◆ Material provided
- - - - - - -
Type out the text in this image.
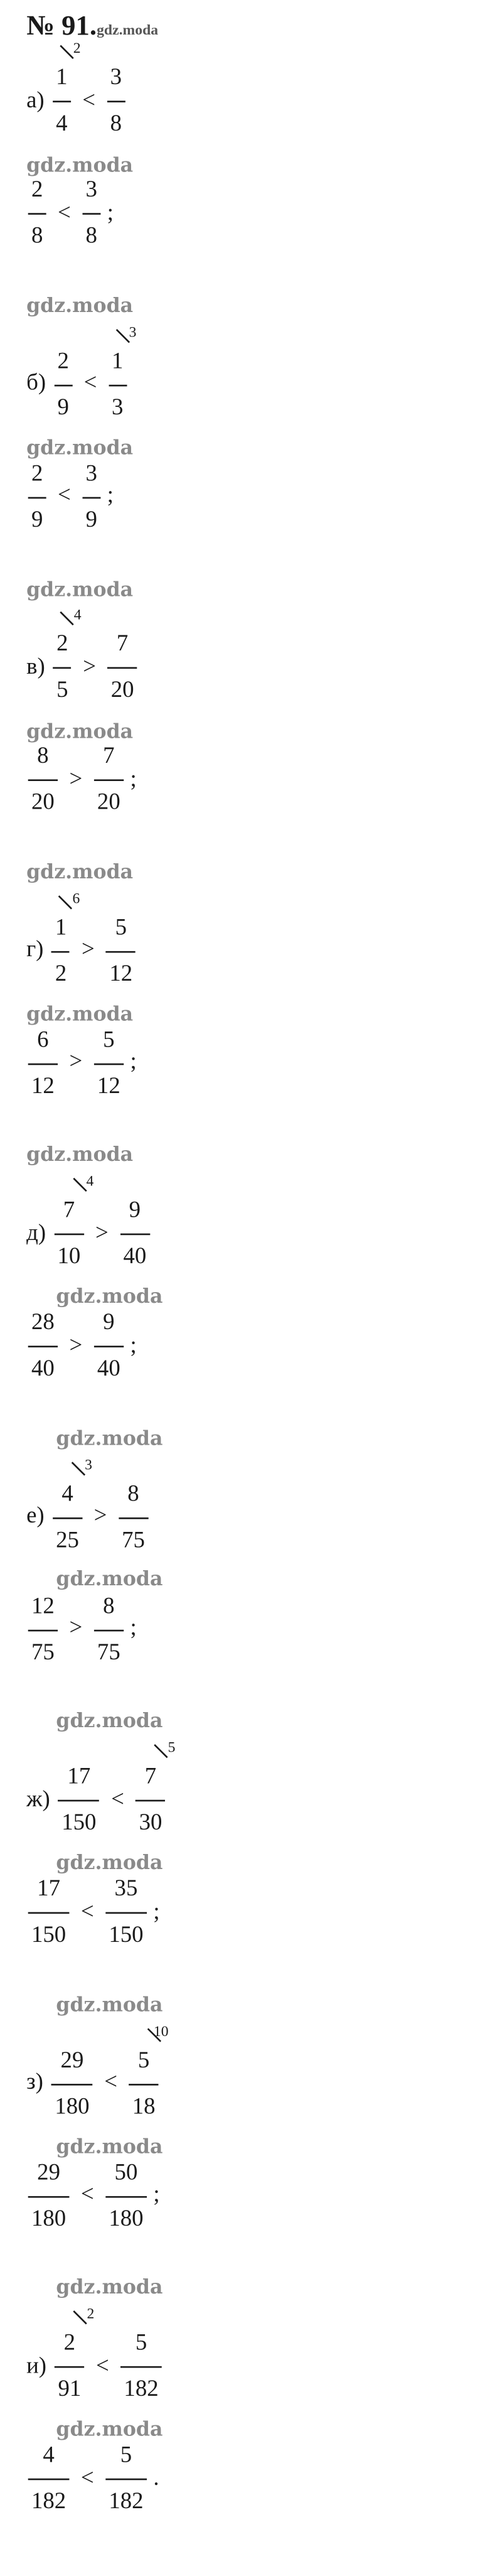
№ 91.gdz.moda
а)
1
4
2
<
3
8
2
8
<
3
8
;
б)
2
9
<
1
3
3
2
9
<
3
9
;
в)
2
5
4
>
7
20
8
20
>
7
20
;
г)
1
2
6
>
5
12
6
12
>
5
12
;
д)
7
10
4
>
9
40
28
40
>
9
40
;
е)
4
25
3
>
8
75
12
75
>
8
75
;
ж)
17
150
<
7
30
5
17
150
<
35
150
;
з)
29
180
<
5
18
10
29
180
<
50
180
;
и)
2
91
2
<
5
182
4
182
<
5
182
.
gdz.moda
gdz.moda
gdz.moda
gdz.moda
gdz.moda
gdz.moda
gdz.moda
gdz.moda
gdz.moda
gdz.moda
gdz.moda
gdz.moda
gdz.moda
gdz.moda
gdz.moda
gdz.moda
gdz.moda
- - - - - - -
◆ Problem requirements
Quote the preceding records in their entirety, excluding every picture.

◆ Solution for this exercise
Type out the text in this image.
№ 91.gdz.moda
а)
1
4
2
<
3
8
2
8
<
3
8
;
б)
2
9
<
1
3
3
2
9
<
3
9
;
в)
2
5
4
>
7
20
8
20
>
7
20
;
г)
1
2
6
>
5
12
6
12
>
5
12
;
д)
7
10
4
>
9
40
28
40
>
9
40
;
е)
4
25
3
>
8
75
12
75
>
8
75
;
ж)
17
150
<
7
30
5
17
150
<
35
150
;
з)
29
180
<
5
18
10
29
180
<
50
180
;
и)
2
91
2
<
5
182
4
182
<
5
182
.
gdz.moda
gdz.moda
gdz.moda
gdz.moda
gdz.moda
gdz.moda
gdz.moda
gdz.moda
gdz.moda
gdz.moda
gdz.moda
gdz.moda
gdz.moda
gdz.moda
gdz.moda
gdz.moda
gdz.moda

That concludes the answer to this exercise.